--- Start of Records to process ---

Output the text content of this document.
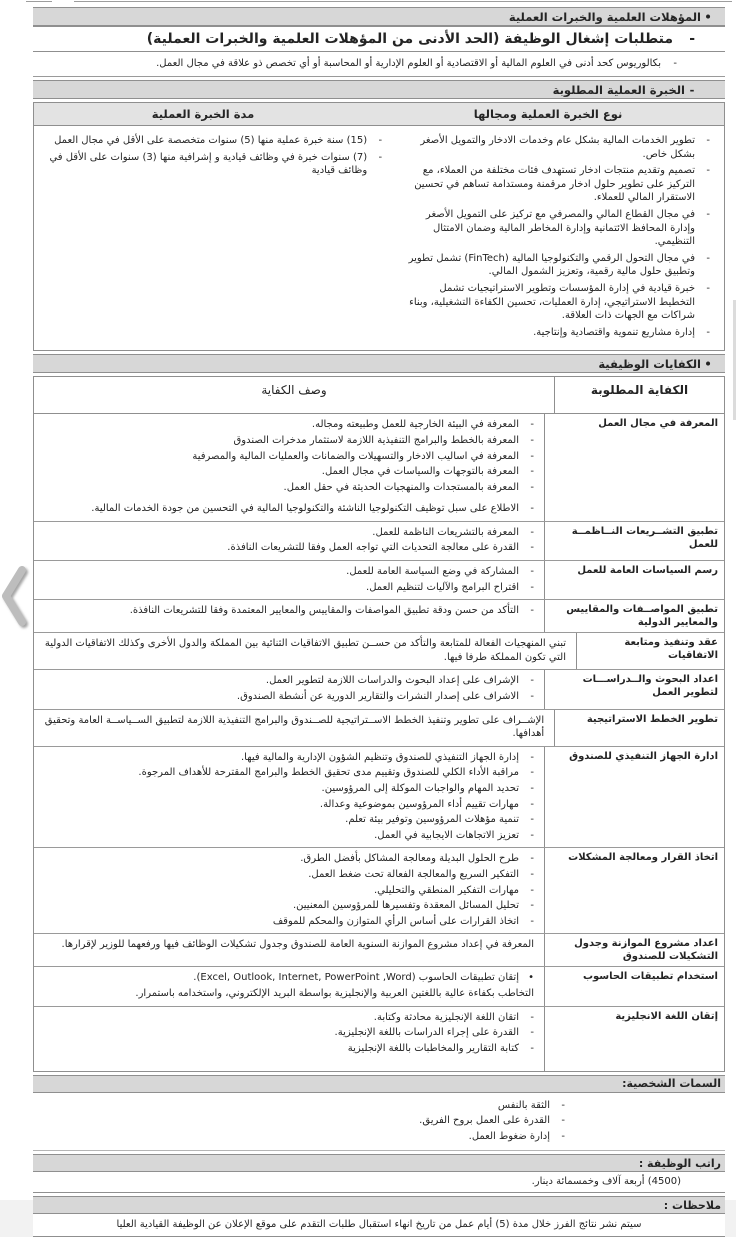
•
المؤهلات العلمية والخبرات العملية
-
متطلبات إشغال الوظيفة (الحد الأدنى من المؤهلات العلمية والخبرات العملية)
-
بكالوريوس كحد أدنى في العلوم المالية أو الاقتصادية أو العلوم الإدارية أو المحاسبة أو أي تخصص ذو علاقة في مجال العمل.
-
الخبرة العملية المطلوبة
نوع الخبرة العملية ومجالها
مدة الخبرة العملية
-
تطوير الخدمات المالية بشكل عام وخدمات الادخار والتمويل الأصغر بشكل خاص.
-
تصميم وتقديم منتجات ادخار تستهدف فئات مختلفة من العملاء، مع التركيز على تطوير حلول ادخار مرقمنة ومستدامة تساهم في تحسين الاستقرار المالي للعملاء.
-
في مجال القطاع المالي والمصرفي مع تركيز على التمويل الأصغر وإدارة المحافظ الائتمانية وإدارة المخاطر المالية وضمان الامتثال التنظيمي.
-
في مجال التحول الرقمي والتكنولوجيا المالية (FinTech) تشمل تطوير وتطبيق حلول مالية رقمية، وتعزيز الشمول المالي.
-
خبرة قيادية في إدارة المؤسسات وتطوير الاستراتيجيات تشمل التخطيط الاستراتيجي، إدارة العمليات، تحسين الكفاءة التشغيلية، وبناء شراكات مع الجهات ذات العلاقة.
-
إدارة مشاريع تنموية واقتصادية وإنتاجية.
-
(15) سنة خبرة عملية منها (5) سنوات متخصصة على الأقل في مجال العمل
-
(7) سنوات خبرة في وظائف قيادية و إشرافية منها (3) سنوات على الأقل في وظائف قيادية
•
الكفايات الوظيفية
الكفاية المطلوبة
وصف الكفاية
المعرفة في مجال العمل
-
المعرفة في البيئة الخارجية للعمل وطبيعته ومجاله.
-
المعرفة بالخطط والبرامج التنفيذية اللازمة لاستثمار مدخرات الصندوق
-
المعرفة في اساليب الادخار والتسهيلات والضمانات والعمليات المالية والمصرفية
-
المعرفة بالتوجهات والسياسات في مجال العمل.
-
المعرفة بالمستجدات والمنهجيات الحديثة في حقل العمل.
-
الاطلاع على سبل توظيف التكنولوجيا الناشئة والتكنولوجيا المالية في التحسين من جودة الخدمات المالية.
تطبيق التشــريعات النــاظمــة للعمل
-
المعرفة بالتشريعات الناظمة للعمل.
-
القدرة على معالجة التحديات التي تواجه العمل وفقا للتشريعات النافذة.
رسم السياسات العامة للعمل
-
المشاركة في وضع السياسة العامة للعمل.
-
اقتراح البرامج والآليات لتنظيم العمل.
تطبيق المواصــفات والمقاييس والمعايير الدولية
-
التأكد من حسن ودقة تطبيق المواصفات والمقاييس والمعايير المعتمدة وفقا للتشريعات النافذة.
عقد وتنفيذ ومتابعة الاتفاقيات
تبني المنهجيات الفعالة للمتابعة والتأكد من حســن تطبيق الاتفاقيات الثنائية بين المملكة والدول الأخرى وكذلك الاتفاقيات الدولية التي تكون المملكة طرفا فيها.
اعداد البحوث والــدراســـات لتطوير العمل
-
الإشراف على إعداد البحوث والدراسات اللازمة لتطوير العمل.
-
الاشراف على إصدار النشرات والتقارير الدورية عن أنشطة الصندوق.
تطوير الخطط الاستراتيجية
الإشــراف على تطوير وتنفيذ الخطط الاســتراتيجية للصــندوق والبرامج التنفيذية اللازمة لتطبيق الســياســة العامة وتحقيق أهدافها.
ادارة الجهاز التنفيذي للصندوق
-
إدارة الجهاز التنفيذي للصندوق وتنظيم الشؤون الإدارية والمالية فيها.
-
مراقبة الأداء الكلي للصندوق وتقييم مدى تحقيق الخطط والبرامج المقترحة للأهداف المرجوة.
-
تحديد المهام والواجبات الموكلة إلى المرؤوسين.
-
مهارات تقييم أداء المرؤوسين بموضوعية وعدالة.
-
تنمية مؤهلات المرؤوسين وتوفير بيئة تعلم.
-
تعزيز الاتجاهات الايجابية في العمل.
اتخاذ القرار ومعالجة المشكلات
-
طرح الحلول البديلة ومعالجة المشاكل بأفضل الطرق.
-
التفكير السريع والمعالجة الفعالة تحت ضغط العمل.
-
مهارات التفكير المنطقي والتحليلي.
-
تحليل المسائل المعقدة وتفسيرها للمرؤوسين المعنيين.
-
اتخاذ القرارات على أساس الرأي المتوازن والمحكم للموقف
اعداد مشروع الموازنة وجدول التشكيلات للصندوق
المعرفة في إعداد مشروع الموازنة السنوية العامة للصندوق وجدول تشكيلات الوظائف فيها ورفعهما للوزير لإقرارها.
استخدام تطبيقات الحاسوب
•
إتقان تطبيقات الحاسوب (Excel, Outlook, Internet, PowerPoint ,Word).
التخاطب بكفاءة عالية باللغتين العربية والإنجليزية بواسطة البريد الإلكتروني، واستخدامه باستمرار.
إتقان اللغة الانجليزية
-
اتقان اللغة الإنجليزية محادثة وكتابة.
-
القدرة على إجراء الدراسات باللغة الإنجليزية.
-
كتابة التقارير والمخاطبات باللغة الإنجليزية
السمات الشخصية:
-
الثقة بالنفس
-
القدرة على العمل بروح الفريق.
-
إدارة ضغوط العمل.
راتب الوظيفة :
(4500) أربعة آلاف وخمسمائة دينار.
ملاحظات :
سيتم نشر نتائج الفرز خلال مدة (5) أيام عمل من تاريخ انهاء استقبال طلبات التقدم على موقع الإعلان عن الوظيفة القيادية العليا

--- End of Records to process ---

[Exercise description]
Every record above should be transcribed exactly; the pictures stay out of the copy.

[Correct response]
Output the text content of this document.
•
المؤهلات العلمية والخبرات العملية
-
متطلبات إشغال الوظيفة (الحد الأدنى من المؤهلات العلمية والخبرات العملية)
-
بكالوريوس كحد أدنى في العلوم المالية أو الاقتصادية أو العلوم الإدارية أو المحاسبة أو أي تخصص ذو علاقة في مجال العمل.
-
الخبرة العملية المطلوبة
نوع الخبرة العملية ومجالها
مدة الخبرة العملية
-
تطوير الخدمات المالية بشكل عام وخدمات الادخار والتمويل الأصغر بشكل خاص.
-
تصميم وتقديم منتجات ادخار تستهدف فئات مختلفة من العملاء، مع التركيز على تطوير حلول ادخار مرقمنة ومستدامة تساهم في تحسين الاستقرار المالي للعملاء.
-
في مجال القطاع المالي والمصرفي مع تركيز على التمويل الأصغر وإدارة المحافظ الائتمانية وإدارة المخاطر المالية وضمان الامتثال التنظيمي.
-
في مجال التحول الرقمي والتكنولوجيا المالية (FinTech) تشمل تطوير وتطبيق حلول مالية رقمية، وتعزيز الشمول المالي.
-
خبرة قيادية في إدارة المؤسسات وتطوير الاستراتيجيات تشمل التخطيط الاستراتيجي، إدارة العمليات، تحسين الكفاءة التشغيلية، وبناء شراكات مع الجهات ذات العلاقة.
-
إدارة مشاريع تنموية واقتصادية وإنتاجية.
-
(15) سنة خبرة عملية منها (5) سنوات متخصصة على الأقل في مجال العمل
-
(7) سنوات خبرة في وظائف قيادية و إشرافية منها (3) سنوات على الأقل في وظائف قيادية
•
الكفايات الوظيفية
الكفاية المطلوبة
وصف الكفاية
المعرفة في مجال العمل
-
المعرفة في البيئة الخارجية للعمل وطبيعته ومجاله.
-
المعرفة بالخطط والبرامج التنفيذية اللازمة لاستثمار مدخرات الصندوق
-
المعرفة في اساليب الادخار والتسهيلات والضمانات والعمليات المالية والمصرفية
-
المعرفة بالتوجهات والسياسات في مجال العمل.
-
المعرفة بالمستجدات والمنهجيات الحديثة في حقل العمل.
-
الاطلاع على سبل توظيف التكنولوجيا الناشئة والتكنولوجيا المالية في التحسين من جودة الخدمات المالية.
تطبيق التشــريعات النــاظمــة للعمل
-
المعرفة بالتشريعات الناظمة للعمل.
-
القدرة على معالجة التحديات التي تواجه العمل وفقا للتشريعات النافذة.
رسم السياسات العامة للعمل
-
المشاركة في وضع السياسة العامة للعمل.
-
اقتراح البرامج والآليات لتنظيم العمل.
تطبيق المواصــفات والمقاييس والمعايير الدولية
-
التأكد من حسن ودقة تطبيق المواصفات والمقاييس والمعايير المعتمدة وفقا للتشريعات النافذة.
عقد وتنفيذ ومتابعة الاتفاقيات
تبني المنهجيات الفعالة للمتابعة والتأكد من حســن تطبيق الاتفاقيات الثنائية بين المملكة والدول الأخرى وكذلك الاتفاقيات الدولية التي تكون المملكة طرفا فيها.
اعداد البحوث والــدراســـات لتطوير العمل
-
الإشراف على إعداد البحوث والدراسات اللازمة لتطوير العمل.
-
الاشراف على إصدار النشرات والتقارير الدورية عن أنشطة الصندوق.
تطوير الخطط الاستراتيجية
الإشــراف على تطوير وتنفيذ الخطط الاســتراتيجية للصــندوق والبرامج التنفيذية اللازمة لتطبيق الســياســة العامة وتحقيق أهدافها.
ادارة الجهاز التنفيذي للصندوق
-
إدارة الجهاز التنفيذي للصندوق وتنظيم الشؤون الإدارية والمالية فيها.
-
مراقبة الأداء الكلي للصندوق وتقييم مدى تحقيق الخطط والبرامج المقترحة للأهداف المرجوة.
-
تحديد المهام والواجبات الموكلة إلى المرؤوسين.
-
مهارات تقييم أداء المرؤوسين بموضوعية وعدالة.
-
تنمية مؤهلات المرؤوسين وتوفير بيئة تعلم.
-
تعزيز الاتجاهات الايجابية في العمل.
اتخاذ القرار ومعالجة المشكلات
-
طرح الحلول البديلة ومعالجة المشاكل بأفضل الطرق.
-
التفكير السريع والمعالجة الفعالة تحت ضغط العمل.
-
مهارات التفكير المنطقي والتحليلي.
-
تحليل المسائل المعقدة وتفسيرها للمرؤوسين المعنيين.
-
اتخاذ القرارات على أساس الرأي المتوازن والمحكم للموقف
اعداد مشروع الموازنة وجدول التشكيلات للصندوق
المعرفة في إعداد مشروع الموازنة السنوية العامة للصندوق وجدول تشكيلات الوظائف فيها ورفعهما للوزير لإقرارها.
استخدام تطبيقات الحاسوب
•
إتقان تطبيقات الحاسوب (Excel, Outlook, Internet, PowerPoint ,Word).
التخاطب بكفاءة عالية باللغتين العربية والإنجليزية بواسطة البريد الإلكتروني، واستخدامه باستمرار.
إتقان اللغة الانجليزية
-
اتقان اللغة الإنجليزية محادثة وكتابة.
-
القدرة على إجراء الدراسات باللغة الإنجليزية.
-
كتابة التقارير والمخاطبات باللغة الإنجليزية
السمات الشخصية:
-
الثقة بالنفس
-
القدرة على العمل بروح الفريق.
-
إدارة ضغوط العمل.
راتب الوظيفة :
(4500) أربعة آلاف وخمسمائة دينار.
ملاحظات :
سيتم نشر نتائج الفرز خلال مدة (5) أيام عمل من تاريخ انهاء استقبال طلبات التقدم على موقع الإعلان عن الوظيفة القيادية العليا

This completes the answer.